SHORT TASK: Track down every line below that holds "agreement" and copy it.

MATERIAL:

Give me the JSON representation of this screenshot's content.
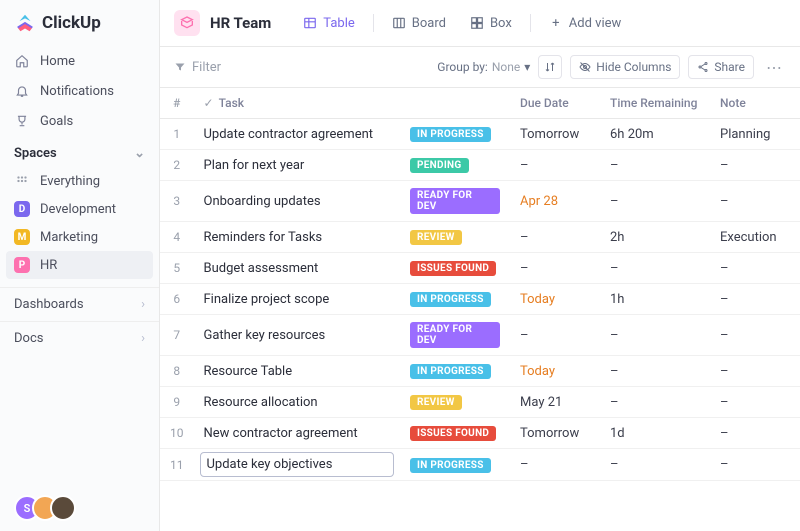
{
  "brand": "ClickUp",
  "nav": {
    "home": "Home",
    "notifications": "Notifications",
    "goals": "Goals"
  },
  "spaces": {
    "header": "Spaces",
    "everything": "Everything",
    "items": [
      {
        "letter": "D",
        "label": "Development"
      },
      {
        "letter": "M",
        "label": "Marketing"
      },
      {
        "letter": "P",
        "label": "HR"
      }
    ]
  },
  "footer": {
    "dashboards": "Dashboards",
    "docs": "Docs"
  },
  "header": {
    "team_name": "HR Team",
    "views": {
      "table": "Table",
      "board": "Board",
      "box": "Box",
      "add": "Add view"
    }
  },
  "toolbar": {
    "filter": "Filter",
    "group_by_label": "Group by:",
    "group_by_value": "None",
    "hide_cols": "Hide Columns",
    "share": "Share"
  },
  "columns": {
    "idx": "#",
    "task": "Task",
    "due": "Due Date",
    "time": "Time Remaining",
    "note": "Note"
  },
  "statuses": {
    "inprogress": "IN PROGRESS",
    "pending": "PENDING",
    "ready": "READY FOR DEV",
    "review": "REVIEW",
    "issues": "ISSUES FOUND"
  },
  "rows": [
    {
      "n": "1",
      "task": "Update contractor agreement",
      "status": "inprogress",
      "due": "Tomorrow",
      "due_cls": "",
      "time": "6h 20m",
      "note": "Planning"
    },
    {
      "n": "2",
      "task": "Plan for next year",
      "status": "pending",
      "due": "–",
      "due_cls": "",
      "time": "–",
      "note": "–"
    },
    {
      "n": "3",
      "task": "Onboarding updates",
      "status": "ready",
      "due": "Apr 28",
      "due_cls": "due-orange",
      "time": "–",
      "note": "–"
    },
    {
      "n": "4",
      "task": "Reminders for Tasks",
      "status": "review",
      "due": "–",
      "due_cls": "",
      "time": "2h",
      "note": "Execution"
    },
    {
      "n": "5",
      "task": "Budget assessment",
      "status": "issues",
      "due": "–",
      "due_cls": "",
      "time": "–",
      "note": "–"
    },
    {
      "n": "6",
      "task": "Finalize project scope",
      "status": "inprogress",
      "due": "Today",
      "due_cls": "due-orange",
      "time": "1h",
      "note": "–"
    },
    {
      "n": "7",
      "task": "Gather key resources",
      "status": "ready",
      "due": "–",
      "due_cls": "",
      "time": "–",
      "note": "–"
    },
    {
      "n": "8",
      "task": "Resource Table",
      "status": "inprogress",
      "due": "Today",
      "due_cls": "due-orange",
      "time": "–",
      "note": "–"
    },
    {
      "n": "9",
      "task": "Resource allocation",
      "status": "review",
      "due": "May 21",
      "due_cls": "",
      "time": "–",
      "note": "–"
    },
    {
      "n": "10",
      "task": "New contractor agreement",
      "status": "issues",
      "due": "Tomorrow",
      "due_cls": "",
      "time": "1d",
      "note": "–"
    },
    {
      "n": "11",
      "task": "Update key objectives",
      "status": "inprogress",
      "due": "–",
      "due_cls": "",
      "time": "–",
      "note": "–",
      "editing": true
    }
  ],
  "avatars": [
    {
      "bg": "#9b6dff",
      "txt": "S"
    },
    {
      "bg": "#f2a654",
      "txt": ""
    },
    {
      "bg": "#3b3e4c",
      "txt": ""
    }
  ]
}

RESPONSE TO THIS EXERCISE:
      "task": "Update contractor agreement",
      "task": "New contractor agreement",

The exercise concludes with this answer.